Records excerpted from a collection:
------------------------------------------------

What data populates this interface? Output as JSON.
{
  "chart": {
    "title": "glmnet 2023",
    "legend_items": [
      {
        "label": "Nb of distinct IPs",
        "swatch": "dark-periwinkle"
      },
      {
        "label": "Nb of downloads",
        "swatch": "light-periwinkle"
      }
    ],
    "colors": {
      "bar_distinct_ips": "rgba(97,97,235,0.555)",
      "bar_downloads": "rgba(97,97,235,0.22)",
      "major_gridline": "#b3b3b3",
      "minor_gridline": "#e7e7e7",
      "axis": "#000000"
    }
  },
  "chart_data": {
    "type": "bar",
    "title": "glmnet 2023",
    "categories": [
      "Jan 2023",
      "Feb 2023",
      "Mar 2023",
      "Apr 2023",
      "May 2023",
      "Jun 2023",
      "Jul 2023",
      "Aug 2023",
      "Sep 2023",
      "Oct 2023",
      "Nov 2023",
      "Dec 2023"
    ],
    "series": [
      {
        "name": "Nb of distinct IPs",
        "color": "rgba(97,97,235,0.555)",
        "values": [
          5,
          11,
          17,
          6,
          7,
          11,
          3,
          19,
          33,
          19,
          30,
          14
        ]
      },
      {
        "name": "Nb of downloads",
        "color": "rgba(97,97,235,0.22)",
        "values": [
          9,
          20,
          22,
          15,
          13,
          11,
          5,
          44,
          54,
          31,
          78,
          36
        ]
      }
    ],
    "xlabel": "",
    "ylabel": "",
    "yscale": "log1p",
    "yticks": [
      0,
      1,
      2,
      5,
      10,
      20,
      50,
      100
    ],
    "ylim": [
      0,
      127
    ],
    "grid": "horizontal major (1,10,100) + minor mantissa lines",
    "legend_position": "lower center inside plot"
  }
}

------------------------------------------------

## Written request
From the data above, pick out each line containing "rgba" and copy it.

## Finished exercise
      "bar_distinct_ips": "rgba(97,97,235,0.555)",
      "bar_downloads": "rgba(97,97,235,0.22)",
        "color": "rgba(97,97,235,0.555)",
        "color": "rgba(97,97,235,0.22)",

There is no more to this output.